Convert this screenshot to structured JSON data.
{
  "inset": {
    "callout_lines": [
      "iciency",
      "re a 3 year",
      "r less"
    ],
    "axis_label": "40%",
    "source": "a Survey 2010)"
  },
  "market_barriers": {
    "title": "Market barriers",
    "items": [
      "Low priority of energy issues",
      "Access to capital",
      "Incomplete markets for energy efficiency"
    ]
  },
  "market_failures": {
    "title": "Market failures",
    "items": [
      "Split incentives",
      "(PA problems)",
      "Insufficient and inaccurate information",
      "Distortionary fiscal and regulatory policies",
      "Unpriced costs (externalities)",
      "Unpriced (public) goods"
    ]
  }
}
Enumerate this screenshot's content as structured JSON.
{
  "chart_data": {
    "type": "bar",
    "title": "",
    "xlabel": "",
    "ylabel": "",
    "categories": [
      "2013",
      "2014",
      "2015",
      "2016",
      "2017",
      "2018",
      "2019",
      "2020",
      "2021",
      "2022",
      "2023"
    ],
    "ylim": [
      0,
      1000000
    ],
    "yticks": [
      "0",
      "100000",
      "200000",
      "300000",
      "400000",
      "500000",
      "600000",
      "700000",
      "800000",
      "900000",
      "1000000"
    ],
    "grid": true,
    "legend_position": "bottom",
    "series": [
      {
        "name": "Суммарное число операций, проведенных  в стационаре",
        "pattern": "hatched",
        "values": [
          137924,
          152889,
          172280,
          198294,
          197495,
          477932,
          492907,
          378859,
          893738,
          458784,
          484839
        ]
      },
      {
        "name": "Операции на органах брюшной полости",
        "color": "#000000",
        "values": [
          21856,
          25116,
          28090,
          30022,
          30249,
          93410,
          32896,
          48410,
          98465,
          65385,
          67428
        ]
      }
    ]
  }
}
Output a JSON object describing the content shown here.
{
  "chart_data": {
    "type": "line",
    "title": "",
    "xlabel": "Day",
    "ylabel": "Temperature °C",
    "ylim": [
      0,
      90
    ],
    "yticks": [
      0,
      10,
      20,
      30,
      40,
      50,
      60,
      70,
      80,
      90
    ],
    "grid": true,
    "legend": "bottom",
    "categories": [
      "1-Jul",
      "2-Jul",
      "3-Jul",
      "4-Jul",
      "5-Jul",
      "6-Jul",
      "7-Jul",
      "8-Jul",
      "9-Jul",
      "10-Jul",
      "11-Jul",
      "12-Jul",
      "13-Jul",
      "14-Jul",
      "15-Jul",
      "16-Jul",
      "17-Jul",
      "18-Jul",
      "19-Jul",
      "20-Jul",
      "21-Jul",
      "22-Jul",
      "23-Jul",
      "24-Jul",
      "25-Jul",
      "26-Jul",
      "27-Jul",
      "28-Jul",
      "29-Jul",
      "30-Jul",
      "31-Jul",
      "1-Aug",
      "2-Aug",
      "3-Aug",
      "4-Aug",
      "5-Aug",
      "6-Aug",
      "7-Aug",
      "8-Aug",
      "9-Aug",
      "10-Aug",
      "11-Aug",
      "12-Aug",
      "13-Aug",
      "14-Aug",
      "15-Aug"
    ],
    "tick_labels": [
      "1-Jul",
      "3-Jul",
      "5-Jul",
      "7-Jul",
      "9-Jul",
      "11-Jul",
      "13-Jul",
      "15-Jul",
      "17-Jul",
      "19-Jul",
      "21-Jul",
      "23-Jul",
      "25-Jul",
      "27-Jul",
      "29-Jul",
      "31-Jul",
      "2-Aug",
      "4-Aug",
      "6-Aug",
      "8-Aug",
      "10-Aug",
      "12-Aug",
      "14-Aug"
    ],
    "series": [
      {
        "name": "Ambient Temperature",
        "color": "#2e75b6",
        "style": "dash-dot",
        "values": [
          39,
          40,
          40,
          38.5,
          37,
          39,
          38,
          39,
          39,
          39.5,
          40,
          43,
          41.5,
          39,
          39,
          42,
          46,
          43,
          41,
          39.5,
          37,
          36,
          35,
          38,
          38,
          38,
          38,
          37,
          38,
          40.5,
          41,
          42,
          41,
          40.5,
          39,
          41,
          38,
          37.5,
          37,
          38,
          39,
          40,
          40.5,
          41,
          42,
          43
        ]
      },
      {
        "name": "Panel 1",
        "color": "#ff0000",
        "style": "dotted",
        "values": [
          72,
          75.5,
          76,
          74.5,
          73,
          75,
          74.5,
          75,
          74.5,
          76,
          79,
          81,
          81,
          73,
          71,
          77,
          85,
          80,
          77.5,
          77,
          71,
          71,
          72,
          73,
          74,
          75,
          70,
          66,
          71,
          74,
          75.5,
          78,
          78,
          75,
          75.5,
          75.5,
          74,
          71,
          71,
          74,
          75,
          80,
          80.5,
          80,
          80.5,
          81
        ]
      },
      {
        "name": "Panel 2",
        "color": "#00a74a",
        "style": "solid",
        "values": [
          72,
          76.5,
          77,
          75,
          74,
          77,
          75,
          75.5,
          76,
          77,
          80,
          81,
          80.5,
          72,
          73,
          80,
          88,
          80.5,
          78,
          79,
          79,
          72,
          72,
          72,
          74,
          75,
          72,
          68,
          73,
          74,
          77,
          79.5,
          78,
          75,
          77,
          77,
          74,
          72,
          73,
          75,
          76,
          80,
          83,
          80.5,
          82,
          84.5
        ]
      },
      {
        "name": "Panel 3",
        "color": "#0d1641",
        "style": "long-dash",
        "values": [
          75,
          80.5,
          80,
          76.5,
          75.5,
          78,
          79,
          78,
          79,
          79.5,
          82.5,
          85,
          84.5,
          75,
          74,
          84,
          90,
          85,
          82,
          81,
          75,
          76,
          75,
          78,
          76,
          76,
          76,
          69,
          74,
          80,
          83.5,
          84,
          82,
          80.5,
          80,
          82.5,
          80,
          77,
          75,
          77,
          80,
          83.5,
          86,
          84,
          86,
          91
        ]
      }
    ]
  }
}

• **WHAT IS EXPECTED**
Reproduce each line of the entries in which the word "energy" is found.

• **EXERCISE RESULT**
      "Low priority of energy issues",
      "Incomplete markets for energy efficiency"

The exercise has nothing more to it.